- [What is required]:
Starting at the line that contains "Read the values", write out every line through the last one in the records below, word for word. Leave out any pictures.

- [Materials provided]:
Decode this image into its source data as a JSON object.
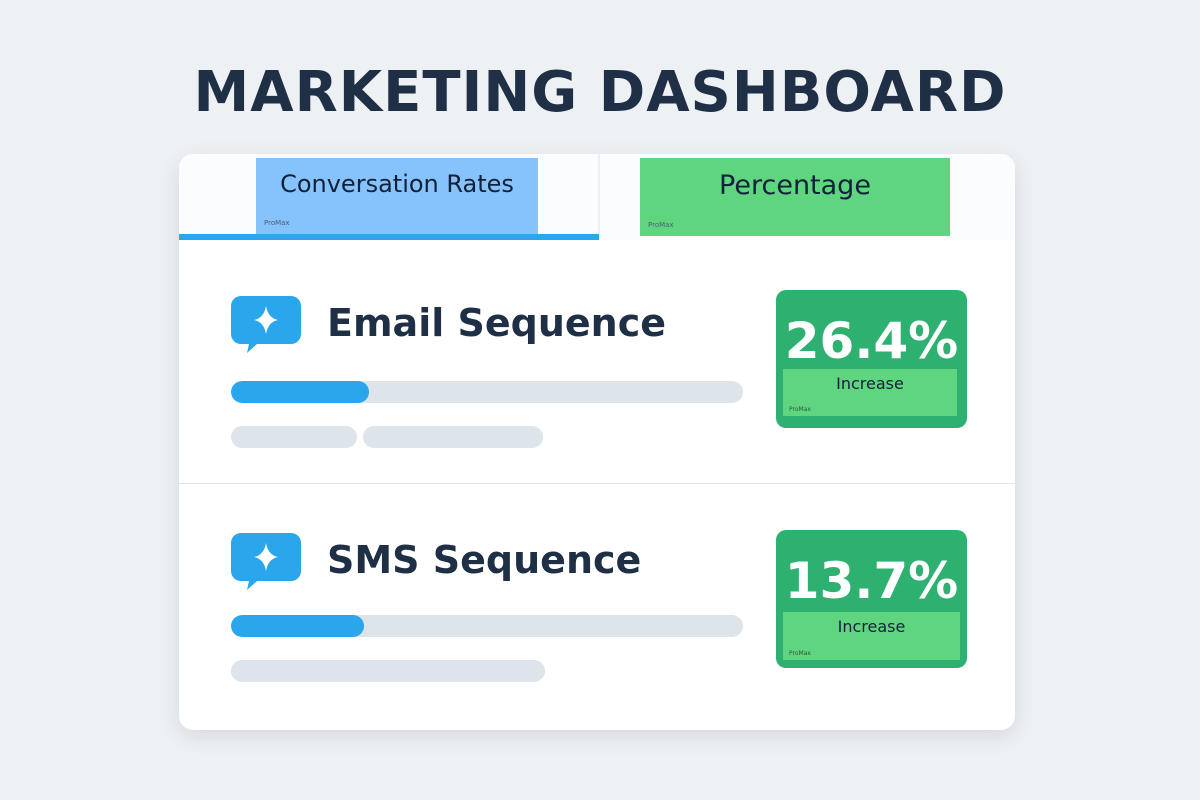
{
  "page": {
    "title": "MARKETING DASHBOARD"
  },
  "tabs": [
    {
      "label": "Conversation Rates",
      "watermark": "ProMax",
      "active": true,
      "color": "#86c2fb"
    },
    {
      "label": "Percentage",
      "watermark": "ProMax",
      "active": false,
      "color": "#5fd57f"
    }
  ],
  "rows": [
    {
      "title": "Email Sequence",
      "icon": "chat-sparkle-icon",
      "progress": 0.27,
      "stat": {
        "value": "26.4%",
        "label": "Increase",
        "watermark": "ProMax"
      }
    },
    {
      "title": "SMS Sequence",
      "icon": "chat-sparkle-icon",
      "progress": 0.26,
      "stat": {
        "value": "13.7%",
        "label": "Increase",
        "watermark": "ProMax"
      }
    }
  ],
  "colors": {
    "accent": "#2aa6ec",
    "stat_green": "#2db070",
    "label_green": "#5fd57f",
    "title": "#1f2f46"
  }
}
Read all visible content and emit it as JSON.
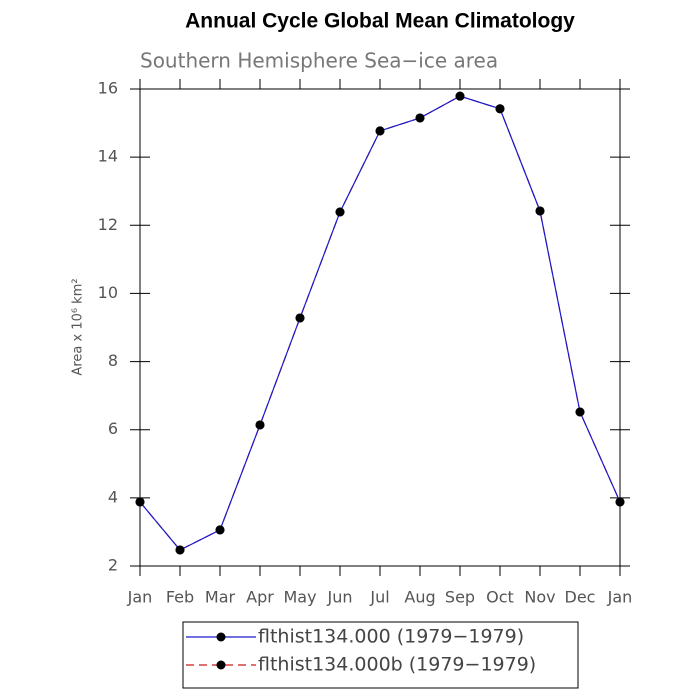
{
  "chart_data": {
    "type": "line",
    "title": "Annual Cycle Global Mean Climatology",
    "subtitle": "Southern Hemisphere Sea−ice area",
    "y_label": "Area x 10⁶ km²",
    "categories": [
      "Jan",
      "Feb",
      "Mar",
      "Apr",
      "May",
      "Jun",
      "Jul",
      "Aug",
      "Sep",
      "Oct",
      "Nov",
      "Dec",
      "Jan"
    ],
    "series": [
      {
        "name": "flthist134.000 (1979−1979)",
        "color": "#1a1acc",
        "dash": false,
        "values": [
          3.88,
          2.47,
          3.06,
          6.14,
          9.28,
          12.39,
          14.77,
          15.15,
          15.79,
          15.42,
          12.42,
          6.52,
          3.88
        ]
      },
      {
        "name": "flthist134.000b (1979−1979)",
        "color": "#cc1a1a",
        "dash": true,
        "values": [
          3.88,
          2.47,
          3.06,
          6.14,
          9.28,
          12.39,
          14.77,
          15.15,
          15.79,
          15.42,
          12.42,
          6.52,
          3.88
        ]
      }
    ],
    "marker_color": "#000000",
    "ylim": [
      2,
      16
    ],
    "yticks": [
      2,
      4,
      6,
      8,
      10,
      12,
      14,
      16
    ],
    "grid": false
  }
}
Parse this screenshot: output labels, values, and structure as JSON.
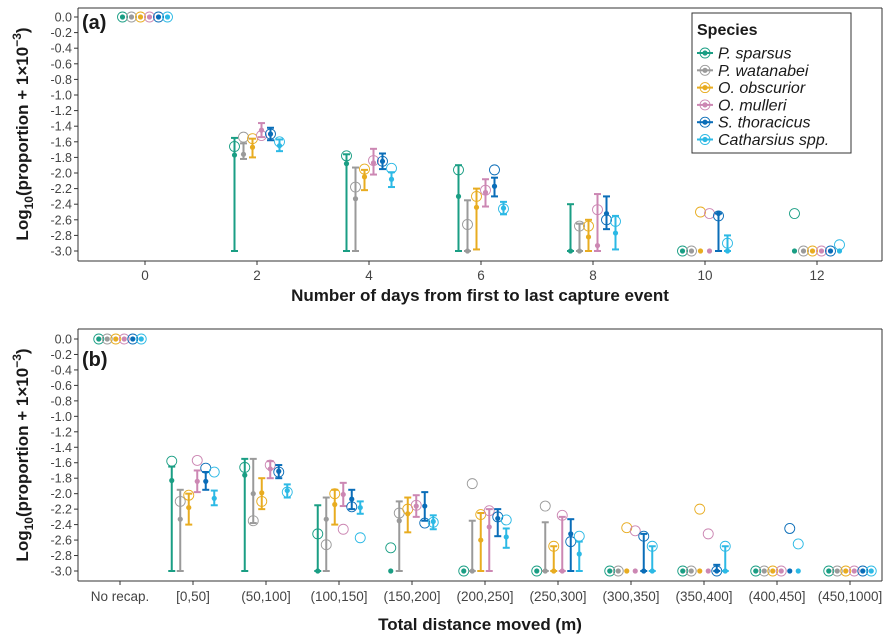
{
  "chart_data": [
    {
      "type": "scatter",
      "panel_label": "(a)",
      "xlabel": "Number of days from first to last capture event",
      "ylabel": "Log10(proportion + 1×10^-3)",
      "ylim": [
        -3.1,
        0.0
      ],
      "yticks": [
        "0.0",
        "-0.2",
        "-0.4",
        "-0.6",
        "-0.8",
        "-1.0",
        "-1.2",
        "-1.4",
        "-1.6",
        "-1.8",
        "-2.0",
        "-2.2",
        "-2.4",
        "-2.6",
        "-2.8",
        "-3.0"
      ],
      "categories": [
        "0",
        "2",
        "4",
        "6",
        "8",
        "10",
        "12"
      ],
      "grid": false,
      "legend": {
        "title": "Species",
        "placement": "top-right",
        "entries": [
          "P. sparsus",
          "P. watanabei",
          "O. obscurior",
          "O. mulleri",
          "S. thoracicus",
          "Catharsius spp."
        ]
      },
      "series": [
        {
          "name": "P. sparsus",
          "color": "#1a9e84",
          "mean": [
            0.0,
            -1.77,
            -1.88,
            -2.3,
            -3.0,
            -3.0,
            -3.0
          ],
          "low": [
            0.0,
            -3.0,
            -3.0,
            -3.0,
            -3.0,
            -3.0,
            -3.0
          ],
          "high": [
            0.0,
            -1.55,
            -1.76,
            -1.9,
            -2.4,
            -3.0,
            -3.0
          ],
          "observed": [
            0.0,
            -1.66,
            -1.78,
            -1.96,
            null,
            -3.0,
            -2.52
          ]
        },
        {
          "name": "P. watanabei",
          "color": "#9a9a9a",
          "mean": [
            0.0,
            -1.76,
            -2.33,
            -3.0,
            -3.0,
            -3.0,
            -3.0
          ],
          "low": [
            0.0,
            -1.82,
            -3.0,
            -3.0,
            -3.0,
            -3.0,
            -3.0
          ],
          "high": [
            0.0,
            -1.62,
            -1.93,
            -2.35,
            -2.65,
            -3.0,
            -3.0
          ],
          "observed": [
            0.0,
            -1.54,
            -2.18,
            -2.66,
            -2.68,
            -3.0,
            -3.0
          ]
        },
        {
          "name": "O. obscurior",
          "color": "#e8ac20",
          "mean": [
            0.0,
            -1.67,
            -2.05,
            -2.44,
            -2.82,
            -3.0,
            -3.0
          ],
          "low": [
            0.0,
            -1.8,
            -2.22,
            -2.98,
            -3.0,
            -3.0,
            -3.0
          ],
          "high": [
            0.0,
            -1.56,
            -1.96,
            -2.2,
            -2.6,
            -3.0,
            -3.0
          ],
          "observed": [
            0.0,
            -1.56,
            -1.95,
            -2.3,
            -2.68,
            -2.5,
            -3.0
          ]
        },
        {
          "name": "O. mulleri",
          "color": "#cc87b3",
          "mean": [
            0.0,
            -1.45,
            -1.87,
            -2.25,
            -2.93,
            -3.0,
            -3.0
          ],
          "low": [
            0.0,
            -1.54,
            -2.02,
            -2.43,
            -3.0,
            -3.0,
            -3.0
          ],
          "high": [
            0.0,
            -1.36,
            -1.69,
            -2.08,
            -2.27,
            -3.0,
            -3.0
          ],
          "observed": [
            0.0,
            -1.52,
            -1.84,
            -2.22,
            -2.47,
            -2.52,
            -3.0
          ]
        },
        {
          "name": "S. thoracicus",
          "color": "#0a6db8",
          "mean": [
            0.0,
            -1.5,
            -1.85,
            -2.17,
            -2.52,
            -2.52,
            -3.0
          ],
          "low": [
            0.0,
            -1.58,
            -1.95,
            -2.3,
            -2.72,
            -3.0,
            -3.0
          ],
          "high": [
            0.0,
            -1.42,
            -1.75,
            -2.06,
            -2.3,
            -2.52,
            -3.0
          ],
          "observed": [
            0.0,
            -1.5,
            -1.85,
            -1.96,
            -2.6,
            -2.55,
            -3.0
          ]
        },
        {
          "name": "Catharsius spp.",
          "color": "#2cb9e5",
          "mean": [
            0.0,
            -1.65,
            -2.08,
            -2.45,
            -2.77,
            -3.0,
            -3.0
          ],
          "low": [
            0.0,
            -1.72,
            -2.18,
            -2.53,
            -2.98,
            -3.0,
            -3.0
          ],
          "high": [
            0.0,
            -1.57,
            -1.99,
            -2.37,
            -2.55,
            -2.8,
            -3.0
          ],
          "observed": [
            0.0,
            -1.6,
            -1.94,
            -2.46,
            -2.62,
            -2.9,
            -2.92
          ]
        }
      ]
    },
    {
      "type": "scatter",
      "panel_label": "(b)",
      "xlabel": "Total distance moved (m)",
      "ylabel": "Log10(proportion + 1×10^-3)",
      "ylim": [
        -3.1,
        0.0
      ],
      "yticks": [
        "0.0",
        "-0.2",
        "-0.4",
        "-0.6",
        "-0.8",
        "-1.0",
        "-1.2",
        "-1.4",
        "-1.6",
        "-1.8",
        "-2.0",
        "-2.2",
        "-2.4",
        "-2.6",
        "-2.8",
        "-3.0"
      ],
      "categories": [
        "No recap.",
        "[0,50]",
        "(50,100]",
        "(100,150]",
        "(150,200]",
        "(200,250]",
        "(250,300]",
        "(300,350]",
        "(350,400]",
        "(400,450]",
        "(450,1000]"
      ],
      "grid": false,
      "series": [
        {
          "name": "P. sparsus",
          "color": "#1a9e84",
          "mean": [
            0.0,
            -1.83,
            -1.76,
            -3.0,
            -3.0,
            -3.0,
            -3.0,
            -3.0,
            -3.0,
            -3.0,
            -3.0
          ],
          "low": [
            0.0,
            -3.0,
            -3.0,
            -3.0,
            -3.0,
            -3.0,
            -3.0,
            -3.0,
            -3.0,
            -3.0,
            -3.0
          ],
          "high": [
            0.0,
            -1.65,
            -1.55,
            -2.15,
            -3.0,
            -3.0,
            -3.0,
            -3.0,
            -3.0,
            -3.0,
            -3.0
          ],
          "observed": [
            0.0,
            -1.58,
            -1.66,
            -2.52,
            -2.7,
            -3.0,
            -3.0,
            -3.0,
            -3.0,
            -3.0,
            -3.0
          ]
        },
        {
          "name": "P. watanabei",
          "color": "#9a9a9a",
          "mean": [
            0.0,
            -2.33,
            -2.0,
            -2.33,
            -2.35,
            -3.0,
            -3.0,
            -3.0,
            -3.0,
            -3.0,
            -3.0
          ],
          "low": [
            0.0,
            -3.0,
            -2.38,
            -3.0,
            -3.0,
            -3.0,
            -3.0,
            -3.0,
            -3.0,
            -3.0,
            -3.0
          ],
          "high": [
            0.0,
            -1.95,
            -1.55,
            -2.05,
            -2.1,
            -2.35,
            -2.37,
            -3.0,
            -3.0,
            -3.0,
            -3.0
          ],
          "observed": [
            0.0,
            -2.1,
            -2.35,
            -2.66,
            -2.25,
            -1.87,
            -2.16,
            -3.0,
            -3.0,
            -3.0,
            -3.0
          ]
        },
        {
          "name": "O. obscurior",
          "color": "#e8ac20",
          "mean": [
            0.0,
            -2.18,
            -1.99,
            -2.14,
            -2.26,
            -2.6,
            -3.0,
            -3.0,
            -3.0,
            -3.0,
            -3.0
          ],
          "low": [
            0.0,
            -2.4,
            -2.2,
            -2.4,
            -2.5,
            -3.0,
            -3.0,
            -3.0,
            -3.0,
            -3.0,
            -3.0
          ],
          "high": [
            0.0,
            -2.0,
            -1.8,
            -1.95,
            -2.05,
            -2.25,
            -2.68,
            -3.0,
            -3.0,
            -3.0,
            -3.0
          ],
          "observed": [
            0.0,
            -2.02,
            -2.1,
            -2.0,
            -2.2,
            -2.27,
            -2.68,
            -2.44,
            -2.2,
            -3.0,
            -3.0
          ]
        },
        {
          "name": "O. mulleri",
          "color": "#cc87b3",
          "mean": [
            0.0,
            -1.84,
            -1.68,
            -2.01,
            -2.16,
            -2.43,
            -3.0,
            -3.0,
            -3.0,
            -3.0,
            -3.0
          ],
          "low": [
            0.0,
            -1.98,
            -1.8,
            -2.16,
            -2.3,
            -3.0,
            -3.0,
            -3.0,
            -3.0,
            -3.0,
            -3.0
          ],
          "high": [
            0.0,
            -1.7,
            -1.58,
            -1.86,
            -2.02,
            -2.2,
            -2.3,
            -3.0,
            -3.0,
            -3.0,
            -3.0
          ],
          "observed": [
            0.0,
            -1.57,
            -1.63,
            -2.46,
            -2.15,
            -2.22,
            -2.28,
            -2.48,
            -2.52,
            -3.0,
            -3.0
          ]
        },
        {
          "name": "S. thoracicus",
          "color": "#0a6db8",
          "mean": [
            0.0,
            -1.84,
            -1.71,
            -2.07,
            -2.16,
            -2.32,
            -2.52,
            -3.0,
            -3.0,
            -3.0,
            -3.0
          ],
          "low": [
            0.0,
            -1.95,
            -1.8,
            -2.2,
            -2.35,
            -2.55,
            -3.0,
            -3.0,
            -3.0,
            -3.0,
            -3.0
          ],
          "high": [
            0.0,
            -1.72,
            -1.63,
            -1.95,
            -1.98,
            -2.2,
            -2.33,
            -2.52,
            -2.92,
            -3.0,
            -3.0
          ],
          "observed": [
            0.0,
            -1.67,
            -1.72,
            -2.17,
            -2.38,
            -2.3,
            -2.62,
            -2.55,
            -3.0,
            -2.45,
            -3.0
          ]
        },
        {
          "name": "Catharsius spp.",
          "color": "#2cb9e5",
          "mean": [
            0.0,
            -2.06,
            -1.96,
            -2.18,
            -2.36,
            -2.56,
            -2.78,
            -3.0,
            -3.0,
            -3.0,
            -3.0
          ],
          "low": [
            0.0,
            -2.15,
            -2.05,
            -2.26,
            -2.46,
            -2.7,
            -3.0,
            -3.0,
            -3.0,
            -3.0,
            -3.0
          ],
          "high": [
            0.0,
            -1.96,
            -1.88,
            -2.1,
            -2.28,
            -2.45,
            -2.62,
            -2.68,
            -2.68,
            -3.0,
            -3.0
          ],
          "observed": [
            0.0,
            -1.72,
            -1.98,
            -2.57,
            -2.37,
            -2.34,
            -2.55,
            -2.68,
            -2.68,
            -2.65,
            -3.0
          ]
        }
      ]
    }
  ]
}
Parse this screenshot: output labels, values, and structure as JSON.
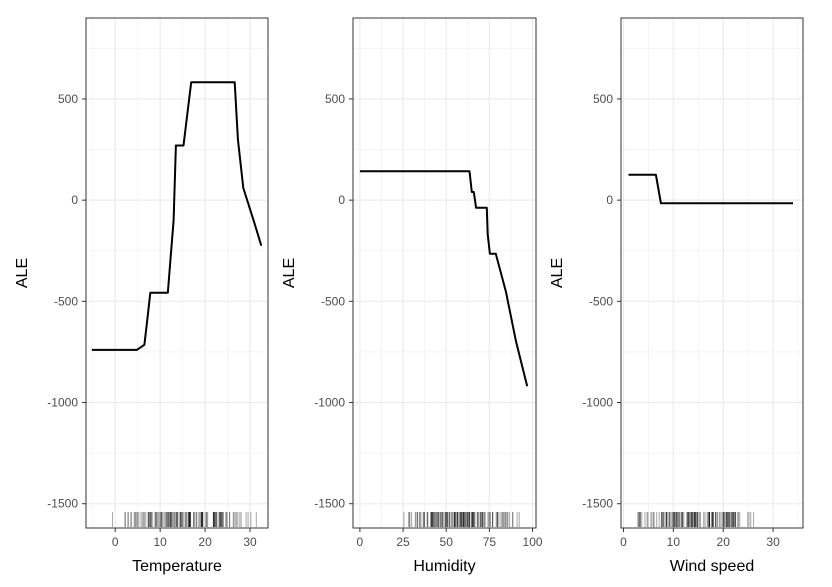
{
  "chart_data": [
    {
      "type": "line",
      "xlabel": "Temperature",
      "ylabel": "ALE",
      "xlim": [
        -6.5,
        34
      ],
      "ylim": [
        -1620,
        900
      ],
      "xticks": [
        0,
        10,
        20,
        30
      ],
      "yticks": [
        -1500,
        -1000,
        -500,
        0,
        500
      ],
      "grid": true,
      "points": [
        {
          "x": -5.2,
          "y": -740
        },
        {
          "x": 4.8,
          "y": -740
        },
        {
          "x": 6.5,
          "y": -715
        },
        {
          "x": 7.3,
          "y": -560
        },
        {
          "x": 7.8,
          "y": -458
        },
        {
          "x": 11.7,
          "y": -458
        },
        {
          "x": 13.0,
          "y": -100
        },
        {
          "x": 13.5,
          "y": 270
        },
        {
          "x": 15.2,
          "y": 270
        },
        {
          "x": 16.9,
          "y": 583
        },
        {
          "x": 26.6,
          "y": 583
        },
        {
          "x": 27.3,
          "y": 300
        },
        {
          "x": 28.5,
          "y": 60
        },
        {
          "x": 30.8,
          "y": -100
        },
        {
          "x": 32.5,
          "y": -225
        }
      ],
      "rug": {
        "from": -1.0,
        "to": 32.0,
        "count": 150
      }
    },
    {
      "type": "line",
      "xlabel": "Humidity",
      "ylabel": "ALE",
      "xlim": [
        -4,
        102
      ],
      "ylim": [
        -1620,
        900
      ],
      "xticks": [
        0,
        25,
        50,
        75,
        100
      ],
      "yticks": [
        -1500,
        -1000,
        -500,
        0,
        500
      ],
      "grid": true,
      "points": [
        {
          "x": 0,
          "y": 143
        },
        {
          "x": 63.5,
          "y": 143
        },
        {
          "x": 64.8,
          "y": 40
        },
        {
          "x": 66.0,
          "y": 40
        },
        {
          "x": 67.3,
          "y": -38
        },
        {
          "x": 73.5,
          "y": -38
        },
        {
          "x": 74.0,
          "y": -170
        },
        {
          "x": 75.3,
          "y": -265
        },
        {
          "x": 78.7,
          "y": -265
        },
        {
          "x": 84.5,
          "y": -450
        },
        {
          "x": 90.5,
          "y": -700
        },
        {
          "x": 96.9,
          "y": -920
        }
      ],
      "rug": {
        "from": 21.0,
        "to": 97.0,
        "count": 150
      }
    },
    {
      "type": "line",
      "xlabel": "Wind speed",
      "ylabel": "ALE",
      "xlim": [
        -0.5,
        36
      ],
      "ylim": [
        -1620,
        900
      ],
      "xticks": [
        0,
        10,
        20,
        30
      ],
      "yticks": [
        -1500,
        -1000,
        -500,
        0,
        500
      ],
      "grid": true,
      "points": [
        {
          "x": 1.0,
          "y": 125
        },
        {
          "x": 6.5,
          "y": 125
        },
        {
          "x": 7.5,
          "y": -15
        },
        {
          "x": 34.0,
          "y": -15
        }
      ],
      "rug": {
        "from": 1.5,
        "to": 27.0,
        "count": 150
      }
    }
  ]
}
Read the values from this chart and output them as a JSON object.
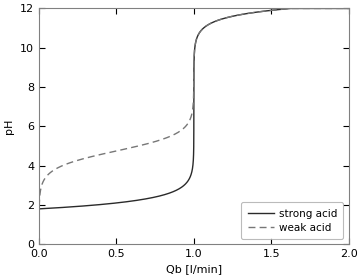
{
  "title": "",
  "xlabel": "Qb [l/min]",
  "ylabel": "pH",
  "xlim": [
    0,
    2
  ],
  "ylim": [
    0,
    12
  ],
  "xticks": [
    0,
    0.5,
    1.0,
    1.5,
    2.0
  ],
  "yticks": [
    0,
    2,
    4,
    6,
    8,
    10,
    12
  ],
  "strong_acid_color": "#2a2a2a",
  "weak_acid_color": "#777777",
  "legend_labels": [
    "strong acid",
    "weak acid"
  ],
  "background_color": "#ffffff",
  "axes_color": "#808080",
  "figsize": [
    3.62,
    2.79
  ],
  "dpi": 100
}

- [Answer to the problem]:
Read the values from this chart and output them as a JSON object.
{
  "title": "",
  "xlabel": "Qb [l/min]",
  "ylabel": "pH",
  "xlim": [
    0,
    2
  ],
  "ylim": [
    0,
    12
  ],
  "xticks": [
    0,
    0.5,
    1.0,
    1.5,
    2.0
  ],
  "yticks": [
    0,
    2,
    4,
    6,
    8,
    10,
    12
  ],
  "strong_acid_color": "#2a2a2a",
  "weak_acid_color": "#777777",
  "legend_labels": [
    "strong acid",
    "weak acid"
  ],
  "background_color": "#ffffff",
  "axes_color": "#808080",
  "figsize": [
    3.62,
    2.79
  ],
  "dpi": 100
}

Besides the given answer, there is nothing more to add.